Exercise prompt:
"Periodicity" appears in how many lines of the entries? State only the number.

Exercise input:
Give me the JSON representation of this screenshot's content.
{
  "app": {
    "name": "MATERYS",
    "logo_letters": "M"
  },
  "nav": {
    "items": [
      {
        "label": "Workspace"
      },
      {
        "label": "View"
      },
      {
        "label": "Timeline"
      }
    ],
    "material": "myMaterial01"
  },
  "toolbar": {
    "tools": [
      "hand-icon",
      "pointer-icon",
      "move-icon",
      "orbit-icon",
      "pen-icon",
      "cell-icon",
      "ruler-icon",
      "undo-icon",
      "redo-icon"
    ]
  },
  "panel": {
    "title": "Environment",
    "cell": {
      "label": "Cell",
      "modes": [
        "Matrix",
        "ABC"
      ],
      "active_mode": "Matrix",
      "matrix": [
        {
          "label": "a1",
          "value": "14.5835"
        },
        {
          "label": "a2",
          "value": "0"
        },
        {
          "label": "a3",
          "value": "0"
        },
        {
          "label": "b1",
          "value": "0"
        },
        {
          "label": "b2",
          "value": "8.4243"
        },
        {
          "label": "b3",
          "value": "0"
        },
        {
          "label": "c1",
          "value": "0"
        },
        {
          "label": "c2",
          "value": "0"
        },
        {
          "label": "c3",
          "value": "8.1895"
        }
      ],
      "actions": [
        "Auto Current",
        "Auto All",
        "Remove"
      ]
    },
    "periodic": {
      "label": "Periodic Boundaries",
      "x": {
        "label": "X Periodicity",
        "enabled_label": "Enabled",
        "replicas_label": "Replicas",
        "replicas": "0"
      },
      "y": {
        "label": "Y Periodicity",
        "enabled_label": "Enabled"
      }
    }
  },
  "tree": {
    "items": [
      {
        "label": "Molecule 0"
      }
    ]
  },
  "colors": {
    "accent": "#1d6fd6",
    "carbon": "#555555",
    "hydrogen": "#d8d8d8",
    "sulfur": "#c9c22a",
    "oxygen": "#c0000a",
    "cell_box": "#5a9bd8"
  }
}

Solution to this problem:
2